[Gegeven opdracht 1]: Op welke datum stelt [eiseres sub 1] volgens het fragment voor het eerst dat er sprake is van een wanprestatie van de opdrachtnemer?
[Gegeven opdracht 2]: Vervang in het fragment "verzinsel" door "fantasie" en geef daarna het gedeelte van "Tot slot stelt" tot "c.s. hierin niet." opnieuw weer.
··· Fragment ···
Tot slot stelt [eiseres sub 1] c.s. dat de uitlating e onder 2.4 niet juist is, dat elk bewijs hiervan ontbreekt en daarmee een verzinsel is dat het maken van de aflevering zou moeten rechtvaardigen. De voorzieningenrechter volgt [eiseres sub 1] c.s. hierin niet.
3.14.
Opvallende elementen aan het geschil tussen [eiseres sub 1] en de opdrachtnemer zijn:
1. dat [eiseres sub 1] pas op 23 februari 2022, dus ruim 7 maanden na het einde van de werkzaamheden, en pas na aanmaningen van de opdrachtnemer om haar facturen te betalen, voor het eerst per brief van haar advocaat stelt dat er sprake is van een wanprestatie aan de zijde van de opdrachtnemer en dat dat de reden is waarom [eiseres sub 1] de facturen van de opdrachtnemer niet hoeft te betalen,
2. dat [eiseres sub 1] in de brief van 23 februari 2022 de opdrachtovereenkomst volledig ontbindt en ook terugbetaling van de betaalde facturen (over de eerste drie maanden) vordert;
3. dat [eiseres sub 1] een schadeclaim van tenminste € 500.000 op de opdrachtnemer stelt te hebben, zonder enige onderbouwing daarvan te geven;
4. en vervolgens dat [eiseres sub 1] in de brief van 23 februari 2022 aangeeft bereid te zijn van deze substantiële tegenvordering af te zien, als de opdrachtnemer ook afziet van haar vordering.
··· Gegevenssectie ···
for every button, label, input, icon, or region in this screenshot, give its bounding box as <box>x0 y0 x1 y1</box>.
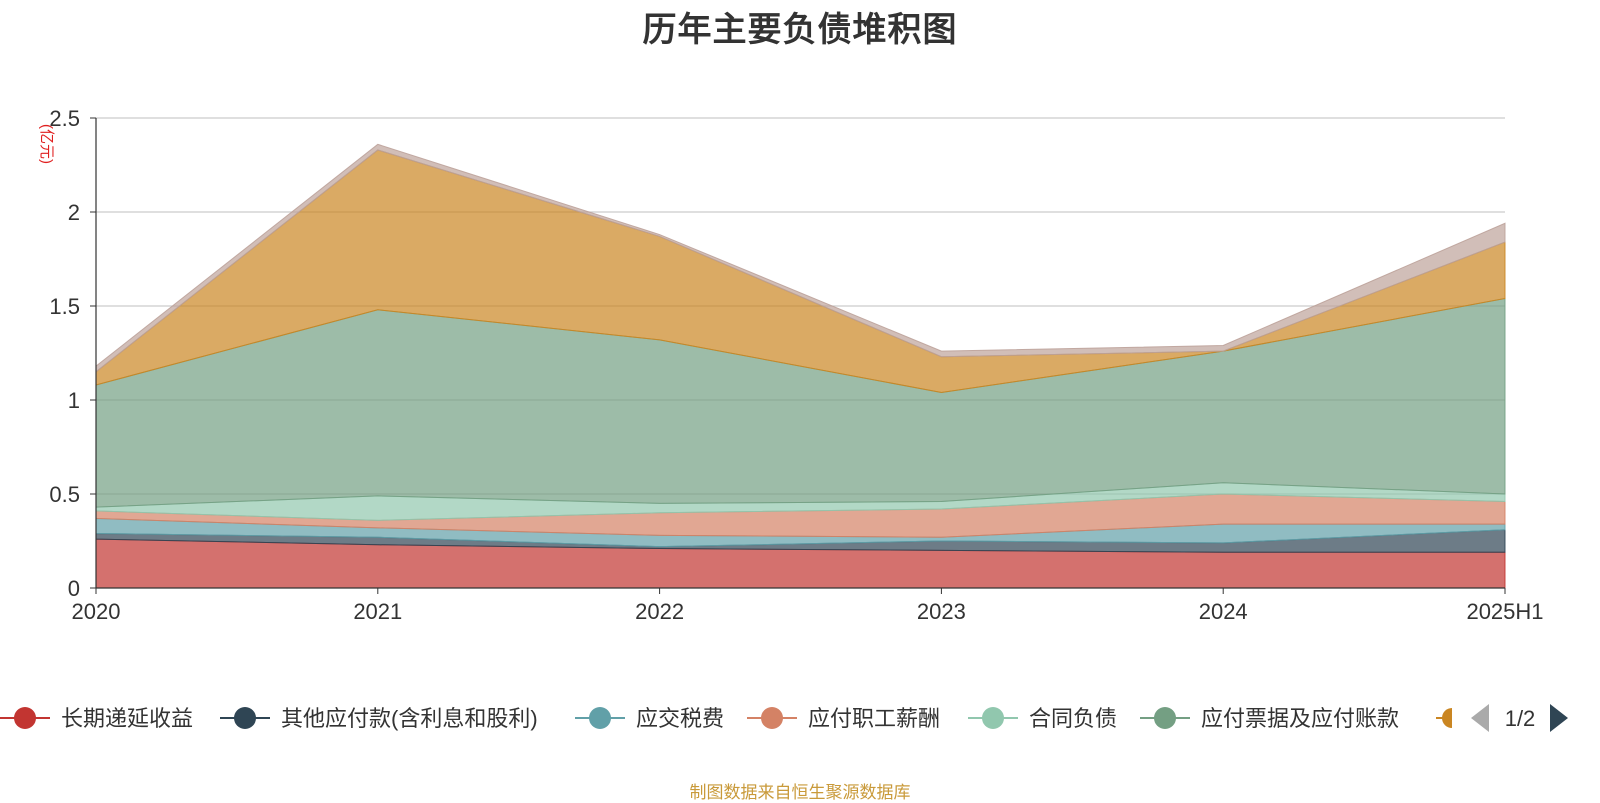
···
[Voltooid antwoord 1]: Op 23 februari 2022.

[Voltooid antwoord 2]:
Tot slot stelt [eiseres sub 1] c.s. dat de uitlating e onder 2.4 niet juist is, dat elk bewijs hiervan ontbreekt en daarmee een fantasie is dat het maken van de aflevering zou moeten rechtvaardigen. De voorzieningenrechter volgt [eiseres sub 1] c.s. hierin niet.